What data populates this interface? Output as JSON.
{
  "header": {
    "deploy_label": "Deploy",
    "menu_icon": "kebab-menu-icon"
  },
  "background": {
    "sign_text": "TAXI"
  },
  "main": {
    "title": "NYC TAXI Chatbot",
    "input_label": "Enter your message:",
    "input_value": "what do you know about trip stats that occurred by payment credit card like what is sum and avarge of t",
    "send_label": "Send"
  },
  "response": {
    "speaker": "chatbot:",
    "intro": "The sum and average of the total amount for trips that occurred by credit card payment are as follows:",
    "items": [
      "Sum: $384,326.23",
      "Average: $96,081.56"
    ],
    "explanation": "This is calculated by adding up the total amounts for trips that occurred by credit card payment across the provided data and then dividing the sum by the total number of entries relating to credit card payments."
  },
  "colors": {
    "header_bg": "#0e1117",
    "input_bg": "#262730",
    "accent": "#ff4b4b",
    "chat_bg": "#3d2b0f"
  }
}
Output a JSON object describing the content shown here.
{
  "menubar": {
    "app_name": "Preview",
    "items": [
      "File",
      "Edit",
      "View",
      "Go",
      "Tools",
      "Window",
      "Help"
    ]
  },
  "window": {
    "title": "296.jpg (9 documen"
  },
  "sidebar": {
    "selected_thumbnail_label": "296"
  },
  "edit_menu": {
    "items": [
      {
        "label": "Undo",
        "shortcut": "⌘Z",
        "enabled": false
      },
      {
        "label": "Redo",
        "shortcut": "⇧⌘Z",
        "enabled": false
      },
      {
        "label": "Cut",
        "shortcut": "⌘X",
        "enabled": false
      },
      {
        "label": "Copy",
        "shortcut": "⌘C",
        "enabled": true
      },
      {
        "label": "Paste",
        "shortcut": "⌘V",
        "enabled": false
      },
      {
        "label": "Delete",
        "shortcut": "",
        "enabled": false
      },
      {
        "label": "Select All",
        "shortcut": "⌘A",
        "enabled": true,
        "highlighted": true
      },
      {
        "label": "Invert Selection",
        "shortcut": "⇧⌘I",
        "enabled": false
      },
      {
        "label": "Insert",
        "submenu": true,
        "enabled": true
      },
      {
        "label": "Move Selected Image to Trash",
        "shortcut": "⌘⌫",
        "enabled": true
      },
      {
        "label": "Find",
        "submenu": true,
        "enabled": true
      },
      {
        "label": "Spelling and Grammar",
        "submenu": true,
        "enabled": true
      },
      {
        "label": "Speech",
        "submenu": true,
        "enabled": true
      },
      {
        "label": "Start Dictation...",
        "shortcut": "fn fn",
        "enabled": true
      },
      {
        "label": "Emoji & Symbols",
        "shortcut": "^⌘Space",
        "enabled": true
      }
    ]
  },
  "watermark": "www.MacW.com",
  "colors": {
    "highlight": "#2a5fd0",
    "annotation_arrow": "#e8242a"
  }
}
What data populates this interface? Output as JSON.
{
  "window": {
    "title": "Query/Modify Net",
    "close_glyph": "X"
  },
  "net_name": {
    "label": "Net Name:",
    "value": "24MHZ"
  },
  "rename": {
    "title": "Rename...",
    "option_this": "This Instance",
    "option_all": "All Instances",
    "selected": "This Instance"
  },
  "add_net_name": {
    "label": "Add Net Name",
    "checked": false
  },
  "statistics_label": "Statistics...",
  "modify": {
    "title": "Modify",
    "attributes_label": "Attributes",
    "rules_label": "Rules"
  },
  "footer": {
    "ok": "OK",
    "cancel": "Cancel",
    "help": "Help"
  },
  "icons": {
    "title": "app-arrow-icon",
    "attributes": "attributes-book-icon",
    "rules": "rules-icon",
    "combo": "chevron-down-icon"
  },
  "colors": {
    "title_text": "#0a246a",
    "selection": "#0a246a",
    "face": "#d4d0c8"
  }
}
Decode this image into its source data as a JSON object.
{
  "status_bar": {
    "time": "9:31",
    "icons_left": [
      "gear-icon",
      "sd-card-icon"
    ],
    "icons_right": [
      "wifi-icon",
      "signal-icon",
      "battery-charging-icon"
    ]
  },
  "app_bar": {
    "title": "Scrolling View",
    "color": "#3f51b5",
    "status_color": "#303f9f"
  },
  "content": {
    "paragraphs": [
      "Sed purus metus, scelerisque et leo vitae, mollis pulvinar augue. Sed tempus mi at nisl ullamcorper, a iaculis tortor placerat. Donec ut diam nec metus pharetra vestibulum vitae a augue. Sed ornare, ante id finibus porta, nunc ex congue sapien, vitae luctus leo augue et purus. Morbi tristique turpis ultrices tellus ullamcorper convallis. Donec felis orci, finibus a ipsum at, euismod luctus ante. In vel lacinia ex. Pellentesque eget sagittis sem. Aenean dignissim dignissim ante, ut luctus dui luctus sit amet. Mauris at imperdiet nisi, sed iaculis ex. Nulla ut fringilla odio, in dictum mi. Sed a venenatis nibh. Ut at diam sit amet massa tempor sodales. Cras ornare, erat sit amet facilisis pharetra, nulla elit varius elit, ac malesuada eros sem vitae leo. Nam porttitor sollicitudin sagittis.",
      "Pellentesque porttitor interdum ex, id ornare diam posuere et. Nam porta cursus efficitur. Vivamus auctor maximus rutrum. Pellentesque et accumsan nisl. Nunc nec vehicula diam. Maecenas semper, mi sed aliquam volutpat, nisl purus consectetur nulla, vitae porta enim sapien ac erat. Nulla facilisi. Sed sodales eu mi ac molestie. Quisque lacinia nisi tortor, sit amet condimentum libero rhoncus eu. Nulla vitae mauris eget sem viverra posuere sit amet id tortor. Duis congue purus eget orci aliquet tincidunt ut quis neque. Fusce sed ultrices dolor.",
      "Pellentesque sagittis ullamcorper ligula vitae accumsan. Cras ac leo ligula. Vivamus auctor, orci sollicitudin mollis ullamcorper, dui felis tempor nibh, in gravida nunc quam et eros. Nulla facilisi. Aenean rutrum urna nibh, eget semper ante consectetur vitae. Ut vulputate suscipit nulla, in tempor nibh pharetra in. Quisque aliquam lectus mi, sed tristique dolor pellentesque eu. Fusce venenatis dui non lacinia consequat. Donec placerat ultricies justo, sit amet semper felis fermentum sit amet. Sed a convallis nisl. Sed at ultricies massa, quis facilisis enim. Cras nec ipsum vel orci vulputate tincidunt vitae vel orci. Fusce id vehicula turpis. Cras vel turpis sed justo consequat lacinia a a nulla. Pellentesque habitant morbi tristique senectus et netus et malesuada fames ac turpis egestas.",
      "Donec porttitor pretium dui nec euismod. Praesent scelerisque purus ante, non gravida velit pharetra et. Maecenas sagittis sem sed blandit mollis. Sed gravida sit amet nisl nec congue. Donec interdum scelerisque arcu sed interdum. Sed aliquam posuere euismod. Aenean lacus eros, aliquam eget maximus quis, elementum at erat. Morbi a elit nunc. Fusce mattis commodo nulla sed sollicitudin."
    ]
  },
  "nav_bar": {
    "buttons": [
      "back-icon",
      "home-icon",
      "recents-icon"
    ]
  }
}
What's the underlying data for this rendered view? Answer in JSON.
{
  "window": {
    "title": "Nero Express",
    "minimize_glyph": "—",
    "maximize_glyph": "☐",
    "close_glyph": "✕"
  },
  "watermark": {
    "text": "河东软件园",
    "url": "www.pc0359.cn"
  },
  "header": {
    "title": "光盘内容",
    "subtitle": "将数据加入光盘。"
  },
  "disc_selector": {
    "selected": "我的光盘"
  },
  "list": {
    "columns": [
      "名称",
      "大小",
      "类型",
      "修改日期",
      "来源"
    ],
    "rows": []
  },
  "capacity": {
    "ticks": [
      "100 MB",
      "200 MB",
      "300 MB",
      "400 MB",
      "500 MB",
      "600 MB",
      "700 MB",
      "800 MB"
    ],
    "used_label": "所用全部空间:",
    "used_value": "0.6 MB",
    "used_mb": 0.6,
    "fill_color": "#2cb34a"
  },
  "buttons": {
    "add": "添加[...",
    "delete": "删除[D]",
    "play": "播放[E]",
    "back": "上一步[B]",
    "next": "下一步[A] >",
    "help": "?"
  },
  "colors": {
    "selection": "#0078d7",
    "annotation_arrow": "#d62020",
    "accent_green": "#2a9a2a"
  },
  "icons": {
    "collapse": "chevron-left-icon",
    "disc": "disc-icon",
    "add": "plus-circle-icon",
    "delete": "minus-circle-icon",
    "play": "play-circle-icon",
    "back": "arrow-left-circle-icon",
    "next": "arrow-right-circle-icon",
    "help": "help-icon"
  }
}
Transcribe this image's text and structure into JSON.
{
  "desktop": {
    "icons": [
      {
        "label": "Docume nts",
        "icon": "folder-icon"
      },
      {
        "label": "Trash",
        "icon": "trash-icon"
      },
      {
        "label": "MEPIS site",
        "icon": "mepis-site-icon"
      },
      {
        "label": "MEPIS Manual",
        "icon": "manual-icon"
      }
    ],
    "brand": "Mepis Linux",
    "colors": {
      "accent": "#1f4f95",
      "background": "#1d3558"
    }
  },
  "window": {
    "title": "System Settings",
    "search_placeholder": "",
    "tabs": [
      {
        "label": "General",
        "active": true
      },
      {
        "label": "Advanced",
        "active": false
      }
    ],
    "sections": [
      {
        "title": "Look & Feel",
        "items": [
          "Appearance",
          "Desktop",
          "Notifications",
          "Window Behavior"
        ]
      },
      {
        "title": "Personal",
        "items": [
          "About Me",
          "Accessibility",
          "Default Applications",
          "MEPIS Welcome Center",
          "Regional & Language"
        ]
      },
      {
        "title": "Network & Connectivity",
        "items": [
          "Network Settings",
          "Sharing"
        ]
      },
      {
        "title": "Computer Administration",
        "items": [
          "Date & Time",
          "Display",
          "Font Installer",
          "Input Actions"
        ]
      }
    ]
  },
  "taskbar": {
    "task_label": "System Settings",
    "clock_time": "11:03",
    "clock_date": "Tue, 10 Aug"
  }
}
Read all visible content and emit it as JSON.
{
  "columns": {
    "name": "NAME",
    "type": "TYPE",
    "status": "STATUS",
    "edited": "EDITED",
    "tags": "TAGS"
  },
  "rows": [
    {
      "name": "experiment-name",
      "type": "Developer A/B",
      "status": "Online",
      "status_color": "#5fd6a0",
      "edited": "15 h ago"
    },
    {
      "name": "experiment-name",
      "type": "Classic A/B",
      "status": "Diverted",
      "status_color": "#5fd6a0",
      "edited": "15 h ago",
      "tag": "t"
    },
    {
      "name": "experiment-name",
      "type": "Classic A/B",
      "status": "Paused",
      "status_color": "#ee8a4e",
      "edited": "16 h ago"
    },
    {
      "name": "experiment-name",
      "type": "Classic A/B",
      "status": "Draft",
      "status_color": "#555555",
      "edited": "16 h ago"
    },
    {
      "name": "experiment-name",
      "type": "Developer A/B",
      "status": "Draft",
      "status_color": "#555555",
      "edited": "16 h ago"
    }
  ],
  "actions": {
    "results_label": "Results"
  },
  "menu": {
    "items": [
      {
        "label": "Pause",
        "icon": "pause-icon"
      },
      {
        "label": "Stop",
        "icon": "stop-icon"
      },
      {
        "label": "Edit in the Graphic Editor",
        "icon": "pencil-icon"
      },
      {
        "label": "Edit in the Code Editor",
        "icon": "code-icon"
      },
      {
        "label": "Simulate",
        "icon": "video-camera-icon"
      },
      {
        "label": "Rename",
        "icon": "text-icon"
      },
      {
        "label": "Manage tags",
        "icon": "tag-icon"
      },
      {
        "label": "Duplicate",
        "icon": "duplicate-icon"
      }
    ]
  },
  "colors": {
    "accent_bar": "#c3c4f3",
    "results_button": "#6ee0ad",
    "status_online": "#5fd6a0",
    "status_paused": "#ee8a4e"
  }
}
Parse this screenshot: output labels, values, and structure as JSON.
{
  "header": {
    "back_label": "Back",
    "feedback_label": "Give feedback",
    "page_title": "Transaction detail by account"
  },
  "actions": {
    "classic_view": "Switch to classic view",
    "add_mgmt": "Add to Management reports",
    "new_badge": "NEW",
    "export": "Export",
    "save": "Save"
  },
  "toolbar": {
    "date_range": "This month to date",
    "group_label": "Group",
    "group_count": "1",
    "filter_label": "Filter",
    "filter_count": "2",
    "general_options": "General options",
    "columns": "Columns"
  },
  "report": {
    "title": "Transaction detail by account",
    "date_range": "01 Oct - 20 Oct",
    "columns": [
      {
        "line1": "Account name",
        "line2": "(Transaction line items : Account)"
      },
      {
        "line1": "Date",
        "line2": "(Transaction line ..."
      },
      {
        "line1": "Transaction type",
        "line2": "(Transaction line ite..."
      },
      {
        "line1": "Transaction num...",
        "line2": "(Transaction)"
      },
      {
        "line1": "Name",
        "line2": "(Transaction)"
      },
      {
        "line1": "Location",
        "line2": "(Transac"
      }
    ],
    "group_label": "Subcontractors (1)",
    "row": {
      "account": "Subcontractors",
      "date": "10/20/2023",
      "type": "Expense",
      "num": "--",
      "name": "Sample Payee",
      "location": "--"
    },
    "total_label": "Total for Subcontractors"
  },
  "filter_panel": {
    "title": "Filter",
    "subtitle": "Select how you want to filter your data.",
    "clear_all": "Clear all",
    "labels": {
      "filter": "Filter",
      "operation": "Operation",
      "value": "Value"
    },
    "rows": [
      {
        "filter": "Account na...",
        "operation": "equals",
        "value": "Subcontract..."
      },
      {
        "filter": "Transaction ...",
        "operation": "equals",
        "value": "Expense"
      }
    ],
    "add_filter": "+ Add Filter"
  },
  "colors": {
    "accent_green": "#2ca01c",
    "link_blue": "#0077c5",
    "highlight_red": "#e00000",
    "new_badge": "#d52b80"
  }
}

= = = =

Problem requirements: Each line that holds the word "your" is to be copied.

Full solution:
    "input_label": "Enter your message:",
    "subtitle": "Select how you want to filter your data.",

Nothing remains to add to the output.